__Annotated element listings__
§ §

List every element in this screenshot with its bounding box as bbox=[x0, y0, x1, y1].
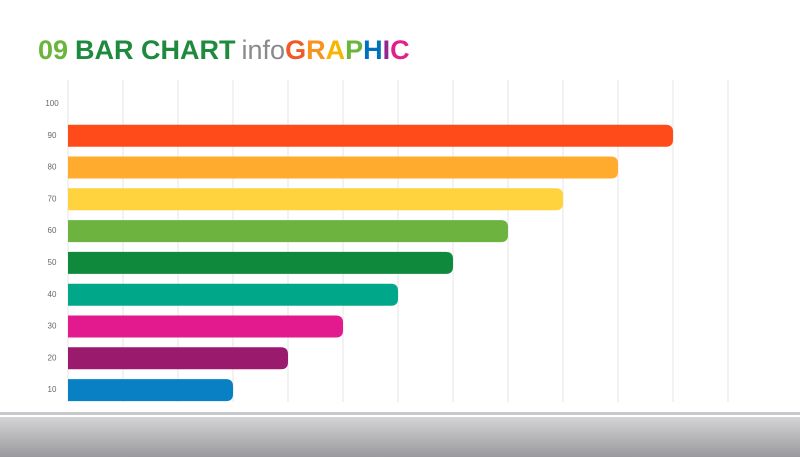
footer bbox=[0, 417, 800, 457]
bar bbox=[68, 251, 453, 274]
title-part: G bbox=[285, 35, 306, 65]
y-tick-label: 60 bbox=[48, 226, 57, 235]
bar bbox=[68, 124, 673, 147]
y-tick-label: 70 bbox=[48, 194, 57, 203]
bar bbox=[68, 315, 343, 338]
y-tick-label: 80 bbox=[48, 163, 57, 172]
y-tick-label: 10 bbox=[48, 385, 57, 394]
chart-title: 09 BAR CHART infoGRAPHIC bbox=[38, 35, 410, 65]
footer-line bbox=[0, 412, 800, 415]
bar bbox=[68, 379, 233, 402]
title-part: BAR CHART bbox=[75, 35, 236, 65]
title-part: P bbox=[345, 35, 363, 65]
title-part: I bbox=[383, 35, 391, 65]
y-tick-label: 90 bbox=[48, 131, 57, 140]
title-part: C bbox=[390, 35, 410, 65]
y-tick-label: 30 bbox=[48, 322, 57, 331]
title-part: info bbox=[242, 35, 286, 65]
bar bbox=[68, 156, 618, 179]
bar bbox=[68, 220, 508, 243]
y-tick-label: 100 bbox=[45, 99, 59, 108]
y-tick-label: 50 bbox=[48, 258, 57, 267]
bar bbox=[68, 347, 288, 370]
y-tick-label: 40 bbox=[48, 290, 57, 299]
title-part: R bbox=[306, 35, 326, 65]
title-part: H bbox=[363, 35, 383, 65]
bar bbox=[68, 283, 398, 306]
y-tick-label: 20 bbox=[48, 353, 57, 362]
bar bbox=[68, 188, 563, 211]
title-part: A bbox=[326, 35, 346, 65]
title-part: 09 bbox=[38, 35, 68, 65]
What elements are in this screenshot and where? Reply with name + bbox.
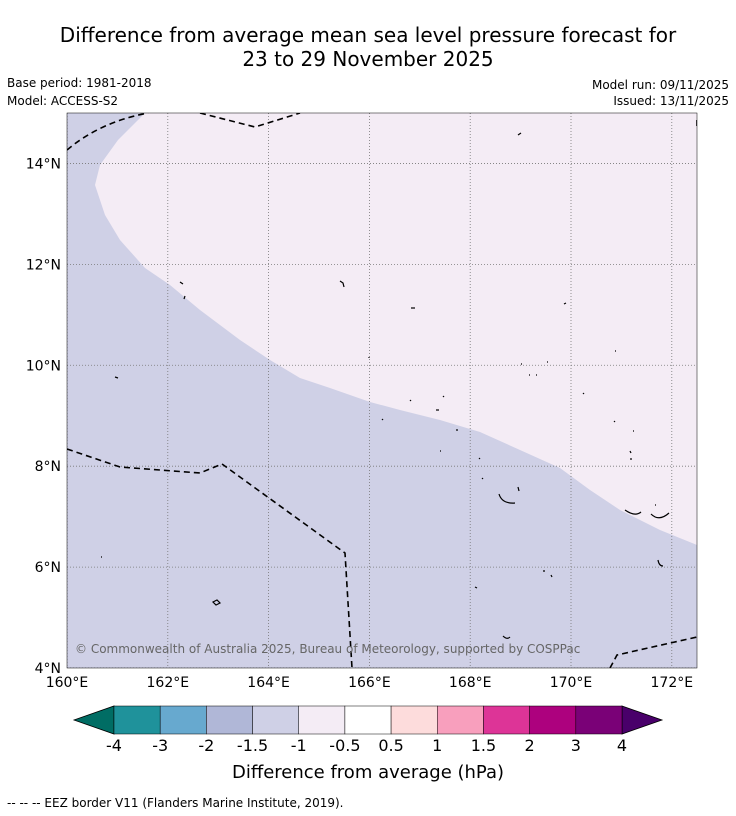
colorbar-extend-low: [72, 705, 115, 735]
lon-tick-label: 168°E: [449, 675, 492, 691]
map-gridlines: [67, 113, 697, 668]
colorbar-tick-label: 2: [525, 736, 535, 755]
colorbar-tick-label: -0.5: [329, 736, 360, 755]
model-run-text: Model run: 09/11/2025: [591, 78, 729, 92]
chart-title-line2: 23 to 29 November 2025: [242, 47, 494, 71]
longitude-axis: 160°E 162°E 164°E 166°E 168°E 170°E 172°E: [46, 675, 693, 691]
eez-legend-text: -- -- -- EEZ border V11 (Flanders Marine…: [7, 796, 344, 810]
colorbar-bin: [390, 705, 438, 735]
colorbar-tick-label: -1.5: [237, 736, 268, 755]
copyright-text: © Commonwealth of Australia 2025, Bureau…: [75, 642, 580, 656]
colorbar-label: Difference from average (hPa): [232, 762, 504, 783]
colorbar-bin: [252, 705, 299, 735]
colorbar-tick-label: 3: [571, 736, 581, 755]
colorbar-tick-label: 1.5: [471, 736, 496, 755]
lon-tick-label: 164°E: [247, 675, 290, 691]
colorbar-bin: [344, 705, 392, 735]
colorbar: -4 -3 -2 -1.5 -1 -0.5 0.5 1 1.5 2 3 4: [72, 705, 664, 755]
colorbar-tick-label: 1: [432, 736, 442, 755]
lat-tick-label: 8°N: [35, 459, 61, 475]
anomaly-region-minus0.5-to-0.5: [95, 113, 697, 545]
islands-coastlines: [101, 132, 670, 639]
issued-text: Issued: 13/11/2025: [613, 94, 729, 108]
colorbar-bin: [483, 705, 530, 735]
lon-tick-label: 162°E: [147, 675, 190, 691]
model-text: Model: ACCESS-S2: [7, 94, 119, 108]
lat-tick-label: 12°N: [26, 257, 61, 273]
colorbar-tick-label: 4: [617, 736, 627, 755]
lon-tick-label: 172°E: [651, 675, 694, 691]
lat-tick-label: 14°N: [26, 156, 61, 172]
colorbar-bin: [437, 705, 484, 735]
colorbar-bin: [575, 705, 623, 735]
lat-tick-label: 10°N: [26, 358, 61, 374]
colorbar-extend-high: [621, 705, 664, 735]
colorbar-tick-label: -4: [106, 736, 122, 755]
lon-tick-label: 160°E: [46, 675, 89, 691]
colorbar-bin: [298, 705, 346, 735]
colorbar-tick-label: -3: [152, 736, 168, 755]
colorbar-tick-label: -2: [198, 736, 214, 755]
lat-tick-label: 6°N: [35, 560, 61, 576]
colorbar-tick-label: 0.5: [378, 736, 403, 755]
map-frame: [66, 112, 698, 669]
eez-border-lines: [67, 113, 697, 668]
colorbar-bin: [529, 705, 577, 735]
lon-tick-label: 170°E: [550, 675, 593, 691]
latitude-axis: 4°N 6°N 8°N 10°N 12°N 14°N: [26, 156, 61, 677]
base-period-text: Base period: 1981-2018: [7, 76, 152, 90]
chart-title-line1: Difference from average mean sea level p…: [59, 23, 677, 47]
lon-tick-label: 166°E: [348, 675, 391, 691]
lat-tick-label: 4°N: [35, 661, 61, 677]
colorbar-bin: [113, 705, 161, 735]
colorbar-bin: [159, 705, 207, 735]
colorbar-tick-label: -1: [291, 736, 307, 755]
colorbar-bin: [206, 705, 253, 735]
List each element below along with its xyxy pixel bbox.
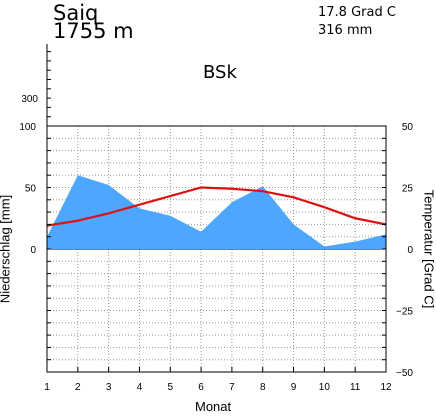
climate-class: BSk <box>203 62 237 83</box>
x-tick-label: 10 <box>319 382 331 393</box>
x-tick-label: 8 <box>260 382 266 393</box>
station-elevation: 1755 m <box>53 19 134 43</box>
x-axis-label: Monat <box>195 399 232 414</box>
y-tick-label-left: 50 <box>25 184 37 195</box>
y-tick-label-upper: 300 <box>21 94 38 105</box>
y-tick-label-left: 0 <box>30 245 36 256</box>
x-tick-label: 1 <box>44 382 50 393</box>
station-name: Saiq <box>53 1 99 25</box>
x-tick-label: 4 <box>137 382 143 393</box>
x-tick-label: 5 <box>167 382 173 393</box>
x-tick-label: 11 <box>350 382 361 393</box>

§ §

Write out every one of the rows above exactly as they appear, omitting the pictures from your answer.

List every element in this screenshot with its bounding box as bbox=[x0, y0, x1, y1].
footer bbox=[0, 417, 800, 457]
bar bbox=[68, 251, 453, 274]
title-part: G bbox=[285, 35, 306, 65]
y-tick-label: 60 bbox=[48, 226, 57, 235]
bar bbox=[68, 124, 673, 147]
y-tick-label: 70 bbox=[48, 194, 57, 203]
bar bbox=[68, 315, 343, 338]
y-tick-label: 80 bbox=[48, 163, 57, 172]
y-tick-label: 10 bbox=[48, 385, 57, 394]
chart-title: 09 BAR CHART infoGRAPHIC bbox=[38, 35, 410, 65]
footer-line bbox=[0, 412, 800, 415]
bar bbox=[68, 379, 233, 402]
title-part: BAR CHART bbox=[75, 35, 236, 65]
title-part: P bbox=[345, 35, 363, 65]
title-part: I bbox=[383, 35, 391, 65]
y-tick-label: 90 bbox=[48, 131, 57, 140]
title-part: C bbox=[390, 35, 410, 65]
y-tick-label: 30 bbox=[48, 322, 57, 331]
title-part: info bbox=[242, 35, 286, 65]
bar bbox=[68, 156, 618, 179]
bar bbox=[68, 220, 508, 243]
y-tick-label: 100 bbox=[45, 99, 59, 108]
y-tick-label: 50 bbox=[48, 258, 57, 267]
bar bbox=[68, 347, 288, 370]
y-tick-label: 40 bbox=[48, 290, 57, 299]
title-part: R bbox=[306, 35, 326, 65]
title-part: H bbox=[363, 35, 383, 65]
bar bbox=[68, 283, 398, 306]
y-tick-label: 20 bbox=[48, 353, 57, 362]
bar bbox=[68, 188, 563, 211]
title-part: A bbox=[326, 35, 346, 65]
title-part: 09 bbox=[38, 35, 68, 65]
What elements are in this screenshot and where? Reply with name + bbox.
colorbar-extend-low: [72, 705, 115, 735]
lon-tick-label: 168°E: [449, 675, 492, 691]
map-gridlines: [67, 113, 697, 668]
colorbar-tick-label: 2: [525, 736, 535, 755]
colorbar-tick-label: -0.5: [329, 736, 360, 755]
model-run-text: Model run: 09/11/2025: [591, 78, 729, 92]
chart-title-line2: 23 to 29 November 2025: [242, 47, 494, 71]
longitude-axis: 160°E 162°E 164°E 166°E 168°E 170°E 172°E: [46, 675, 693, 691]
eez-legend-text: -- -- -- EEZ border V11 (Flanders Marine…: [7, 796, 344, 810]
colorbar-bin: [390, 705, 438, 735]
colorbar-tick-label: -1.5: [237, 736, 268, 755]
copyright-text: © Commonwealth of Australia 2025, Bureau…: [75, 642, 580, 656]
colorbar-label: Difference from average (hPa): [232, 762, 504, 783]
colorbar-bin: [252, 705, 299, 735]
colorbar-tick-label: 3: [571, 736, 581, 755]
colorbar-tick-label: 1.5: [471, 736, 496, 755]
lon-tick-label: 164°E: [247, 675, 290, 691]
colorbar-bin: [344, 705, 392, 735]
colorbar: -4 -3 -2 -1.5 -1 -0.5 0.5 1 1.5 2 3 4: [72, 705, 664, 755]
colorbar-tick-label: 1: [432, 736, 442, 755]
lat-tick-label: 8°N: [35, 459, 61, 475]
anomaly-region-minus0.5-to-0.5: [95, 113, 697, 545]
islands-coastlines: [101, 132, 670, 639]
issued-text: Issued: 13/11/2025: [613, 94, 729, 108]
colorbar-bin: [483, 705, 530, 735]
lon-tick-label: 162°E: [147, 675, 190, 691]
model-text: Model: ACCESS-S2: [7, 94, 119, 108]
lat-tick-label: 12°N: [26, 257, 61, 273]
colorbar-tick-label: 4: [617, 736, 627, 755]
lon-tick-label: 172°E: [651, 675, 694, 691]
lat-tick-label: 14°N: [26, 156, 61, 172]
colorbar-bin: [437, 705, 484, 735]
colorbar-bin: [575, 705, 623, 735]
lat-tick-label: 10°N: [26, 358, 61, 374]
colorbar-extend-high: [621, 705, 664, 735]
colorbar-tick-label: -4: [106, 736, 122, 755]
lon-tick-label: 160°E: [46, 675, 89, 691]
colorbar-bin: [298, 705, 346, 735]
colorbar-tick-label: -3: [152, 736, 168, 755]
colorbar-tick-label: -2: [198, 736, 214, 755]
lat-tick-label: 6°N: [35, 560, 61, 576]
colorbar-tick-label: 0.5: [378, 736, 403, 755]
map-frame: [66, 112, 698, 669]
eez-border-lines: [67, 113, 697, 668]
colorbar-bin: [529, 705, 577, 735]
lon-tick-label: 170°E: [550, 675, 593, 691]
latitude-axis: 4°N 6°N 8°N 10°N 12°N 14°N: [26, 156, 61, 677]
base-period-text: Base period: 1981-2018: [7, 76, 152, 90]
chart-title-line1: Difference from average mean sea level p…: [59, 23, 677, 47]
lon-tick-label: 166°E: [348, 675, 391, 691]
lat-tick-label: 4°N: [35, 661, 61, 677]
colorbar-bin: [113, 705, 161, 735]
colorbar-bin: [159, 705, 207, 735]
colorbar-tick-label: -1: [291, 736, 307, 755]
colorbar-bin: [206, 705, 253, 735]
List each element below along with its xyxy pixel bbox.
climate-class: BSk <box>203 62 237 83</box>
x-tick-label: 10 <box>319 382 331 393</box>
x-tick-label: 8 <box>260 382 266 393</box>
station-elevation: 1755 m <box>53 19 134 43</box>
x-axis-label: Monat <box>195 399 232 414</box>
y-tick-label-left: 50 <box>25 184 37 195</box>
y-tick-label-upper: 300 <box>21 94 38 105</box>
y-tick-label-left: 0 <box>30 245 36 256</box>
x-tick-label: 1 <box>44 382 50 393</box>
station-name: Saiq <box>53 1 99 25</box>
x-tick-label: 4 <box>137 382 143 393</box>
x-tick-label: 5 <box>167 382 173 393</box>
x-tick-label: 11 <box>350 382 361 393</box>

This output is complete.